Dataset rows:
========================================================================

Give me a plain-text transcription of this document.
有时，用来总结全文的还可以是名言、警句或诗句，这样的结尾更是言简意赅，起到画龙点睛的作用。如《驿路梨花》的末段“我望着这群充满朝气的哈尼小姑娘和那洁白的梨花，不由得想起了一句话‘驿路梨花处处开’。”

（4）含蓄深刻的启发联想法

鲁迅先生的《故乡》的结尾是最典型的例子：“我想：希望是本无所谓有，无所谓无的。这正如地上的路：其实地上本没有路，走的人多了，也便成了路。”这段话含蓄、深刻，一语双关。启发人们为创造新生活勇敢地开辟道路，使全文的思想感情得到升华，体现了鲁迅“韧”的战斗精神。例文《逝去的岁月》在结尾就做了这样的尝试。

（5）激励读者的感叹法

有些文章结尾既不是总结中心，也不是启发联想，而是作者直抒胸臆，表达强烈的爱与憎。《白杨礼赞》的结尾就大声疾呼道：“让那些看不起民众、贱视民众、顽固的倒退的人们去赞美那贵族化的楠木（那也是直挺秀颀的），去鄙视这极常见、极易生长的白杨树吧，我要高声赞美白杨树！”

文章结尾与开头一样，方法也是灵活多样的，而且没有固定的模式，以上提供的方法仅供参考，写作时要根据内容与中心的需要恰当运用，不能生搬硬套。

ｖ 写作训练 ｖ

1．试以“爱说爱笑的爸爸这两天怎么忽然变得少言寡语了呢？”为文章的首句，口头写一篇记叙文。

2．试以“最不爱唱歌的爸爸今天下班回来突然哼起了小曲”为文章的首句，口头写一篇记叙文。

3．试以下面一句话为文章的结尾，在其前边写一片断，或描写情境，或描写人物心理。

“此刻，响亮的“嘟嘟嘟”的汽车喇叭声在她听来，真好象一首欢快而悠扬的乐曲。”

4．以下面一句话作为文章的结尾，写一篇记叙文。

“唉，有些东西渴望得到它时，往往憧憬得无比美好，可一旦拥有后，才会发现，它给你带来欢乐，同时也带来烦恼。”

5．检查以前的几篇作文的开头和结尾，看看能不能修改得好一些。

========================================================================

**THE EXERCISE**
Repeat the material above in full, quoting it exactly.

**TASK RESPONSE**
Give me a plain-text transcription of this document.
有时，用来总结全文的还可以是名言、警句或诗句，这样的结尾更是言简意赅，起到画龙点睛的作用。如《驿路梨花》的末段“我望着这群充满朝气的哈尼小姑娘和那洁白的梨花，不由得想起了一句话‘驿路梨花处处开’。”

（4）含蓄深刻的启发联想法

鲁迅先生的《故乡》的结尾是最典型的例子：“我想：希望是本无所谓有，无所谓无的。这正如地上的路：其实地上本没有路，走的人多了，也便成了路。”这段话含蓄、深刻，一语双关。启发人们为创造新生活勇敢地开辟道路，使全文的思想感情得到升华，体现了鲁迅“韧”的战斗精神。例文《逝去的岁月》在结尾就做了这样的尝试。

（5）激励读者的感叹法

有些文章结尾既不是总结中心，也不是启发联想，而是作者直抒胸臆，表达强烈的爱与憎。《白杨礼赞》的结尾就大声疾呼道：“让那些看不起民众、贱视民众、顽固的倒退的人们去赞美那贵族化的楠木（那也是直挺秀颀的），去鄙视这极常见、极易生长的白杨树吧，我要高声赞美白杨树！”

文章结尾与开头一样，方法也是灵活多样的，而且没有固定的模式，以上提供的方法仅供参考，写作时要根据内容与中心的需要恰当运用，不能生搬硬套。

ｖ 写作训练 ｖ

1．试以“爱说爱笑的爸爸这两天怎么忽然变得少言寡语了呢？”为文章的首句，口头写一篇记叙文。

2．试以“最不爱唱歌的爸爸今天下班回来突然哼起了小曲”为文章的首句，口头写一篇记叙文。

3．试以下面一句话为文章的结尾，在其前边写一片断，或描写情境，或描写人物心理。

“此刻，响亮的“嘟嘟嘟”的汽车喇叭声在她听来，真好象一首欢快而悠扬的乐曲。”

4．以下面一句话作为文章的结尾，写一篇记叙文。

“唉，有些东西渴望得到它时，往往憧憬得无比美好，可一旦拥有后，才会发现，它给你带来欢乐，同时也带来烦恼。”

5．检查以前的几篇作文的开头和结尾，看看能不能修改得好一些。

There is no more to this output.